[Written instruction]:
Without altering anything, repeat each of the records.

[Provided material]:

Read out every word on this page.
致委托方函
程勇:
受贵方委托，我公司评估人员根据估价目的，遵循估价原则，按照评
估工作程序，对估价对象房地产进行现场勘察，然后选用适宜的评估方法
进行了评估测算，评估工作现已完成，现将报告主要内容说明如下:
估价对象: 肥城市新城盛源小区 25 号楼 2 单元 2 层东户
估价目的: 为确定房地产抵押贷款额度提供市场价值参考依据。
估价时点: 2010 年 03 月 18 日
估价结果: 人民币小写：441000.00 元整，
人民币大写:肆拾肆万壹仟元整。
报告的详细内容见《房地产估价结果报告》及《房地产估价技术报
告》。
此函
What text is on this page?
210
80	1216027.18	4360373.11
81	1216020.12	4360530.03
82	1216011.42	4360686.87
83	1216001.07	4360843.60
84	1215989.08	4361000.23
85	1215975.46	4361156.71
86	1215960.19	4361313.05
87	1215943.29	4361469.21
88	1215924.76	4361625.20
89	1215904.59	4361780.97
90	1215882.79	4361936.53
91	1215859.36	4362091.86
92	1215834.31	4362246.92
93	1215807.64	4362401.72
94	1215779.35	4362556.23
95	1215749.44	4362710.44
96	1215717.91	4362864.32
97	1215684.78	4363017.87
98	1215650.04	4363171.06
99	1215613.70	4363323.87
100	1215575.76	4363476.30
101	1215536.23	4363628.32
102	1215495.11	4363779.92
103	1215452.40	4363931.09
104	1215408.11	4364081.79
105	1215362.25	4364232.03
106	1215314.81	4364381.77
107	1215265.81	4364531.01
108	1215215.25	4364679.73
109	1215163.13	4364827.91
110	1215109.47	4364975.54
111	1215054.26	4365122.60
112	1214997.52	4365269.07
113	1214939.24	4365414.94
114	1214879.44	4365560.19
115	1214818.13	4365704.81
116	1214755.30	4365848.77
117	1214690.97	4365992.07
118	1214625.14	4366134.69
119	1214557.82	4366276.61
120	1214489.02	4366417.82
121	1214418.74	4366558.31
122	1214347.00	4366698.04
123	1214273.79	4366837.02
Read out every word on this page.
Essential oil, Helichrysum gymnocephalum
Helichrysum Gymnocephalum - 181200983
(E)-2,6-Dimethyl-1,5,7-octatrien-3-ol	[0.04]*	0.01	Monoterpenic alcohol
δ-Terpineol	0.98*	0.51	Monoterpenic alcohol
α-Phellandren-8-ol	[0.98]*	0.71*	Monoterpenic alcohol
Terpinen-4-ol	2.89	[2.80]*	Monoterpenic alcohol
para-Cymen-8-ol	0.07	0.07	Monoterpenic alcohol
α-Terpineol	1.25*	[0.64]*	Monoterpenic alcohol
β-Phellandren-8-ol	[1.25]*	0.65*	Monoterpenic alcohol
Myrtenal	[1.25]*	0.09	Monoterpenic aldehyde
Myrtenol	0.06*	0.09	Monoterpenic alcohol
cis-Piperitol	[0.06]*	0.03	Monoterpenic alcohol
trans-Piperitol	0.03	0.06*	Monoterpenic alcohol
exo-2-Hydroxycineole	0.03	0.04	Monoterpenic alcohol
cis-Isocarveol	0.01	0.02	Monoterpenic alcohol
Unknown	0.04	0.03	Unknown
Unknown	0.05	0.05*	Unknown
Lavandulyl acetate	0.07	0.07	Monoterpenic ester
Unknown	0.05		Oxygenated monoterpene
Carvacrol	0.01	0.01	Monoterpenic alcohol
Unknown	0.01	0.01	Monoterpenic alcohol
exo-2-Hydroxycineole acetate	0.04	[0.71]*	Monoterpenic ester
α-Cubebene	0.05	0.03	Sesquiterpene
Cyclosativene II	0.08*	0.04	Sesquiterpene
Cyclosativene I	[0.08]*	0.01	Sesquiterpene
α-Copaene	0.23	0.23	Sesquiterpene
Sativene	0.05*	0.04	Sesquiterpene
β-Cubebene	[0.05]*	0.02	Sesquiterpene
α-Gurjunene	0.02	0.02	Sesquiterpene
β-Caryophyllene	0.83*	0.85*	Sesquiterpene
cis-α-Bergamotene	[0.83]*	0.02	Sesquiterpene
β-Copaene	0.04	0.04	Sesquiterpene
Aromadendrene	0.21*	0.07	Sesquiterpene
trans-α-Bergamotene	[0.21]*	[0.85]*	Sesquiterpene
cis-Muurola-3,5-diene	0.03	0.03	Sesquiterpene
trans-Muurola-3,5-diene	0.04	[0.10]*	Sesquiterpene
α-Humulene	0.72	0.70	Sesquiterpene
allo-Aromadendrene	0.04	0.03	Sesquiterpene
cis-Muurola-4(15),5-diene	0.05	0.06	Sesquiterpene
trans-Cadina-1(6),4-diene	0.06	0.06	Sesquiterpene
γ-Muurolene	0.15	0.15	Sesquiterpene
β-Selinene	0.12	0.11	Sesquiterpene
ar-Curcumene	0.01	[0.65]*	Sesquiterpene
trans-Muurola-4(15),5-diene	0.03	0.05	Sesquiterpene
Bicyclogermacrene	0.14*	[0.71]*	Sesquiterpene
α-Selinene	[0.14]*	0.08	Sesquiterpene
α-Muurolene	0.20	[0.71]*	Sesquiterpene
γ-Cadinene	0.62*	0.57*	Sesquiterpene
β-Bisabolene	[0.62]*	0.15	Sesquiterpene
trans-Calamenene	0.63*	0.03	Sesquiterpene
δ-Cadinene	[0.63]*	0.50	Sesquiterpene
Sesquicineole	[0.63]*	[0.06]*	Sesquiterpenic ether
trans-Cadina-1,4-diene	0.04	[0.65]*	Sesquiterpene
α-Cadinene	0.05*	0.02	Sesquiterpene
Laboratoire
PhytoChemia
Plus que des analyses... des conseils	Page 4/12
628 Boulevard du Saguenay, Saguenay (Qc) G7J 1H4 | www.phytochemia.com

[Written answer]:
Read out every word on this page.
致委托方函
程勇:
受贵方委托，我公司评估人员根据估价目的，遵循估价原则，按照评
估工作程序，对估价对象房地产进行现场勘察，然后选用适宜的评估方法
进行了评估测算，评估工作现已完成，现将报告主要内容说明如下:
估价对象: 肥城市新城盛源小区 25 号楼 2 单元 2 层东户
估价目的: 为确定房地产抵押贷款额度提供市场价值参考依据。
估价时点: 2010 年 03 月 18 日
估价结果: 人民币小写：441000.00 元整，
人民币大写:肆拾肆万壹仟元整。
报告的详细内容见《房地产估价结果报告》及《房地产估价技术报
告》。
此函
What text is on this page?
210
80	1216027.18	4360373.11
81	1216020.12	4360530.03
82	1216011.42	4360686.87
83	1216001.07	4360843.60
84	1215989.08	4361000.23
85	1215975.46	4361156.71
86	1215960.19	4361313.05
87	1215943.29	4361469.21
88	1215924.76	4361625.20
89	1215904.59	4361780.97
90	1215882.79	4361936.53
91	1215859.36	4362091.86
92	1215834.31	4362246.92
93	1215807.64	4362401.72
94	1215779.35	4362556.23
95	1215749.44	4362710.44
96	1215717.91	4362864.32
97	1215684.78	4363017.87
98	1215650.04	4363171.06
99	1215613.70	4363323.87
100	1215575.76	4363476.30
101	1215536.23	4363628.32
102	1215495.11	4363779.92
103	1215452.40	4363931.09
104	1215408.11	4364081.79
105	1215362.25	4364232.03
106	1215314.81	4364381.77
107	1215265.81	4364531.01
108	1215215.25	4364679.73
109	1215163.13	4364827.91
110	1215109.47	4364975.54
111	1215054.26	4365122.60
112	1214997.52	4365269.07
113	1214939.24	4365414.94
114	1214879.44	4365560.19
115	1214818.13	4365704.81
116	1214755.30	4365848.77
117	1214690.97	4365992.07
118	1214625.14	4366134.69
119	1214557.82	4366276.61
120	1214489.02	4366417.82
121	1214418.74	4366558.31
122	1214347.00	4366698.04
123	1214273.79	4366837.02
Read out every word on this page.
Essential oil, Helichrysum gymnocephalum
Helichrysum Gymnocephalum - 181200983
(E)-2,6-Dimethyl-1,5,7-octatrien-3-ol	[0.04]*	0.01	Monoterpenic alcohol
δ-Terpineol	0.98*	0.51	Monoterpenic alcohol
α-Phellandren-8-ol	[0.98]*	0.71*	Monoterpenic alcohol
Terpinen-4-ol	2.89	[2.80]*	Monoterpenic alcohol
para-Cymen-8-ol	0.07	0.07	Monoterpenic alcohol
α-Terpineol	1.25*	[0.64]*	Monoterpenic alcohol
β-Phellandren-8-ol	[1.25]*	0.65*	Monoterpenic alcohol
Myrtenal	[1.25]*	0.09	Monoterpenic aldehyde
Myrtenol	0.06*	0.09	Monoterpenic alcohol
cis-Piperitol	[0.06]*	0.03	Monoterpenic alcohol
trans-Piperitol	0.03	0.06*	Monoterpenic alcohol
exo-2-Hydroxycineole	0.03	0.04	Monoterpenic alcohol
cis-Isocarveol	0.01	0.02	Monoterpenic alcohol
Unknown	0.04	0.03	Unknown
Unknown	0.05	0.05*	Unknown
Lavandulyl acetate	0.07	0.07	Monoterpenic ester
Unknown	0.05		Oxygenated monoterpene
Carvacrol	0.01	0.01	Monoterpenic alcohol
Unknown	0.01	0.01	Monoterpenic alcohol
exo-2-Hydroxycineole acetate	0.04	[0.71]*	Monoterpenic ester
α-Cubebene	0.05	0.03	Sesquiterpene
Cyclosativene II	0.08*	0.04	Sesquiterpene
Cyclosativene I	[0.08]*	0.01	Sesquiterpene
α-Copaene	0.23	0.23	Sesquiterpene
Sativene	0.05*	0.04	Sesquiterpene
β-Cubebene	[0.05]*	0.02	Sesquiterpene
α-Gurjunene	0.02	0.02	Sesquiterpene
β-Caryophyllene	0.83*	0.85*	Sesquiterpene
cis-α-Bergamotene	[0.83]*	0.02	Sesquiterpene
β-Copaene	0.04	0.04	Sesquiterpene
Aromadendrene	0.21*	0.07	Sesquiterpene
trans-α-Bergamotene	[0.21]*	[0.85]*	Sesquiterpene
cis-Muurola-3,5-diene	0.03	0.03	Sesquiterpene
trans-Muurola-3,5-diene	0.04	[0.10]*	Sesquiterpene
α-Humulene	0.72	0.70	Sesquiterpene
allo-Aromadendrene	0.04	0.03	Sesquiterpene
cis-Muurola-4(15),5-diene	0.05	0.06	Sesquiterpene
trans-Cadina-1(6),4-diene	0.06	0.06	Sesquiterpene
γ-Muurolene	0.15	0.15	Sesquiterpene
β-Selinene	0.12	0.11	Sesquiterpene
ar-Curcumene	0.01	[0.65]*	Sesquiterpene
trans-Muurola-4(15),5-diene	0.03	0.05	Sesquiterpene
Bicyclogermacrene	0.14*	[0.71]*	Sesquiterpene
α-Selinene	[0.14]*	0.08	Sesquiterpene
α-Muurolene	0.20	[0.71]*	Sesquiterpene
γ-Cadinene	0.62*	0.57*	Sesquiterpene
β-Bisabolene	[0.62]*	0.15	Sesquiterpene
trans-Calamenene	0.63*	0.03	Sesquiterpene
δ-Cadinene	[0.63]*	0.50	Sesquiterpene
Sesquicineole	[0.63]*	[0.06]*	Sesquiterpenic ether
trans-Cadina-1,4-diene	0.04	[0.65]*	Sesquiterpene
α-Cadinene	0.05*	0.02	Sesquiterpene
Laboratoire
PhytoChemia
Plus que des analyses... des conseils	Page 4/12
628 Boulevard du Saguenay, Saguenay (Qc) G7J 1H4 | www.phytochemia.com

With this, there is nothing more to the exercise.